### TRECHO DO TEXTO
========================================================================

Postado Ontem
Autoconhecimento
Medos não são fatos
No mundo moderno, é comum estarmos sujeitos a picos extremos de ansiedade. E muitas vezes, quando estamos em um período particularmente tenso da vida, também é comum ouvirmos dos outros um velho clichê: um medo não é um fato.
Essa frase curta, na qual está comprimida tanta sabedoria, pode ajudar a tranquilizar nossa mente. Na ansiedade, é fundamental termos consciência da diferença entre o que é realmente real e o que parece real; entre o que realmente está acontecendo no mundo e o que está acontecendo em nossos pensamentos sobre o mundo. A catástrofe que imaginamos estar acontecendo ou que pode vir a acontecer muitas vezes não passa de um fantasma que criamos na própria cabeça.
No entanto, fica a pergunta: se um medo não é um fato, é o quê? Por que ele está tão poderosamente presente em nossa mente? E por que tem a capacidade de arruinar nossa vida?

========================================================================

### INSTRUÇÕES DA TAREFA
Digite novamente, por favor, a parte do trecho sobre medos que começa com as palavras "No entanto, fica" e termina em "arruinar nossa vida?". O material que vem depois é independente do trecho sobre medos.

Entradas de dados extraídos
========================================================================

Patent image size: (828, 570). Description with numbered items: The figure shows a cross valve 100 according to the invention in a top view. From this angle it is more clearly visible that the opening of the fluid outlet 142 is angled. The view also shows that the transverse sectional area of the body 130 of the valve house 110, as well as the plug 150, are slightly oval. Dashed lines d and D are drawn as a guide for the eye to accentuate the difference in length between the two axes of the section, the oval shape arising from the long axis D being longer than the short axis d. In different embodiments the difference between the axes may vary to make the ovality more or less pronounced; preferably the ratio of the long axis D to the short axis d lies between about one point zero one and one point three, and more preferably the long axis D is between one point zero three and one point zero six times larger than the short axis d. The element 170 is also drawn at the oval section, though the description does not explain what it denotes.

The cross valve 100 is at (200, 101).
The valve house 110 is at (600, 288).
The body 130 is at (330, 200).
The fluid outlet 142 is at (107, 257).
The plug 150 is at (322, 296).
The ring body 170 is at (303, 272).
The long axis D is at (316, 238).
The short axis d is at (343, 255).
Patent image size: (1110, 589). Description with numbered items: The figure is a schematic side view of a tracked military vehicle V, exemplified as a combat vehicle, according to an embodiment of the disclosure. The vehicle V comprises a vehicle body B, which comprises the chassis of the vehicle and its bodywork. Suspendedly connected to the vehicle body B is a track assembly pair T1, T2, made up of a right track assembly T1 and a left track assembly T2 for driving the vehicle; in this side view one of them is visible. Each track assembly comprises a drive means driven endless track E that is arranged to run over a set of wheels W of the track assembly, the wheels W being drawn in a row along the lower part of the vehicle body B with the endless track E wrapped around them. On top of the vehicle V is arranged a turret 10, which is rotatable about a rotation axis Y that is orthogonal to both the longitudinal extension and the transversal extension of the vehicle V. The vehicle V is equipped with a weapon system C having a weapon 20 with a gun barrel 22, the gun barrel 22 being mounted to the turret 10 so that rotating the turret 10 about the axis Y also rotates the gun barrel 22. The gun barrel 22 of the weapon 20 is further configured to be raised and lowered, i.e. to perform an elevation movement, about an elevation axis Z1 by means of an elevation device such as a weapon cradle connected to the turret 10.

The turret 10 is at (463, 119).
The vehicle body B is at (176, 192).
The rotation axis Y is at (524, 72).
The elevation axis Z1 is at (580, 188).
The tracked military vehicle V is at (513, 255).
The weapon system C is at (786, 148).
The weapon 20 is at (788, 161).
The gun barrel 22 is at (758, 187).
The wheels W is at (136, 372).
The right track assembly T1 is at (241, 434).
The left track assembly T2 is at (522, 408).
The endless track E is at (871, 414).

========================================================================

### RESPOSTA DA TAREFA
No entanto, fica a pergunta: se um medo não é um fato, é o quê? Por que ele está tão poderosamente presente em nossa mente? E por que tem a capacidade de arruinar nossa vida?